Tasks for this exercise:
[A] In the review comment on the ODO-IM paper, how is the ontology imported into k.LAB worldviews?
[B] Copy the review comment's text from "These limitations prevented" up to and including "highlight unclear points.", changing "comments" to "remarks".

Reading passage:

Review Comment:
The paper introduces a core ontology called ODO-IM devoted to the representation of (scientific) observations (and affine concepts). This ontology is imported into k.LAB worldviews via "semantic anchors" and used in the k.LAB framework.
This paper puzzles me. On the one hand, it addresses an extremely important topic and the proposed ontology considers several interesting and fundamental aspects of observations (like their context, perspective, etc.). Furthermore I found the section 2 on related works well written, updated, and informative.
On the other hand, the ontological analysis of the main concepts introduced in the ontology is, at least for me, confused and it lacks the precision that these complex concepts deserve.
In the section 4 the authors refer to a huge amount of works without however be clear on what exactly they take from these works and/or how they modify them. Furthermore, each cited work concerns only a small fragment of the concepts considered in the proposed ontology, it is not clear how they are combined into a consistent picture; actually, a systematic comparison of ODO-IM with (at least some of) the ontologies discussed in section 2 is not present and this does not help the reader (also note that in the cited works, several distinctions are grounded on primitive relations like inheritance, dependence, parthood, ecc. while the submitted paper describes almost exclusively the categories of ODO-IM; even the two mains relations in fig.1, namely "characterizes" and "contextualizes", are only very partially discussed).
These limitations prevented me to review in detail the ontological choices of the authors, I'm just unable to understand them in deep. Consequently, most of my comments just limit to highlight unclear points.
From a more applicative perspective, the paper lacks a clear explanation of the whole framework in which the ontology is introduced and the systematic way ODO-IM is imported into k.LAB. Furthermore, the applicative examples considered in section 5 touch only few aspects of the proposed ontology.
I think that the paper touches several interesting points, but additional effort is necessary to publish it. I then encourage the authors to submit a revised version. I have the feeling that the submitted manuscript is derived from a longer paper by omitting several details (by the way, the list of references includes several works that are not cited in the paper). I don't know whether there are space limits for the submissions to the Semantic Web journal but I suggest to add details (increasing the length of the paper) or to just focus on the ontological analysis (describing ODO-IM independently of k.LAB) or, alternatively, on the applicative/practical aspects (giving few details on ODO-IM and showing its power in applicative terms). I also think that the introduction of one or two illustrative examples (involving all the main concepts and relations included in the ODO-IM) progressively analysed throughout the paper would significantly increase its readability (please add some details on k:LAB if the examples use this language -- personally I don't think the use of k.LAB is strictly necessary if the authors focus on ODO-IM). I also think that the authors could minimise the number of references but make explicit in a systematic way the relation they have with ODO-IM.
I don't want to push the authors to adopt a foundational ontology but I don't understand their argument to avoid the alignment with foundational ontologies. First, I think that several distinctions in ODO-IM are very general (e.g., most of the categories in fig.2 appear in several foundational ontologies). Second, even though foundational ontologies include some non pertinent elements, the ones that are pertinent could be reused (the authors already "import" notions from several other works).

Data entries:

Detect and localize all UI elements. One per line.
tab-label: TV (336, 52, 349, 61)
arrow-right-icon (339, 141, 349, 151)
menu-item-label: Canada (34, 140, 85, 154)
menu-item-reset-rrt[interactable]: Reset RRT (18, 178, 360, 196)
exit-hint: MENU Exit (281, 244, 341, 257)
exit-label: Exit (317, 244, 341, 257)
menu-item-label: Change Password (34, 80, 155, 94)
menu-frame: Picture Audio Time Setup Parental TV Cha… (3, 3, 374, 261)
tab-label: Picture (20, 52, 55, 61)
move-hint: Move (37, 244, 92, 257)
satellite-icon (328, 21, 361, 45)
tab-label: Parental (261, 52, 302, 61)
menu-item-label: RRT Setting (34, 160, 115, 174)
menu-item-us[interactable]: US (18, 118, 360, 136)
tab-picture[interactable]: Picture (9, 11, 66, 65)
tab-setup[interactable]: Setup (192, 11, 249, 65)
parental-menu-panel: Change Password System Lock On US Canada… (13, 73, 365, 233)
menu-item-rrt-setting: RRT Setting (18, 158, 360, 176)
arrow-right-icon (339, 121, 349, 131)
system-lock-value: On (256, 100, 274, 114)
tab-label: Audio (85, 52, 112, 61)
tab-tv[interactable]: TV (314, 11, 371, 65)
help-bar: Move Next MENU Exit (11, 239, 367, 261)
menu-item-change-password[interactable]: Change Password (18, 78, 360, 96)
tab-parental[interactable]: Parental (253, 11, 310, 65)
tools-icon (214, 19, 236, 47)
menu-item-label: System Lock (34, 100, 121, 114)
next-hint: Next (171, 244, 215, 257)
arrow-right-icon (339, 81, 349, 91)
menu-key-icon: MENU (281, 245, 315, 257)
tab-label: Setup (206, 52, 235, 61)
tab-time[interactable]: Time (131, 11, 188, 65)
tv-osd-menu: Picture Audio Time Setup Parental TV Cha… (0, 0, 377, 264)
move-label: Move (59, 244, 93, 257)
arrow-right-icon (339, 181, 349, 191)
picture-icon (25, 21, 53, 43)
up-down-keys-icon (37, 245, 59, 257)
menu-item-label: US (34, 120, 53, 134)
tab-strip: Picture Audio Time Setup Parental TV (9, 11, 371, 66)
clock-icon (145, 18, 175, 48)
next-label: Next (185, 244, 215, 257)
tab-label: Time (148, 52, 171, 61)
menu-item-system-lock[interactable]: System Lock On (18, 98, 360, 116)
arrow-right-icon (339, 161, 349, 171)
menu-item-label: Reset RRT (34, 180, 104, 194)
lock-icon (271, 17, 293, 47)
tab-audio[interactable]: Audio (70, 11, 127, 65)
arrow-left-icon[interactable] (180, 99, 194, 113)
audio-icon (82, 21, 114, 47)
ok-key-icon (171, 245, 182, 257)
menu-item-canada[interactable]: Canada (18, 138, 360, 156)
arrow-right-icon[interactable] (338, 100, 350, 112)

List of solutions:
[A] Via "semantic anchors."

[B]
These limitations prevented me to review in detail the ontological choices of the authors, I'm just unable to understand them in deep. Consequently, most of my remarks just limit to highlight unclear points.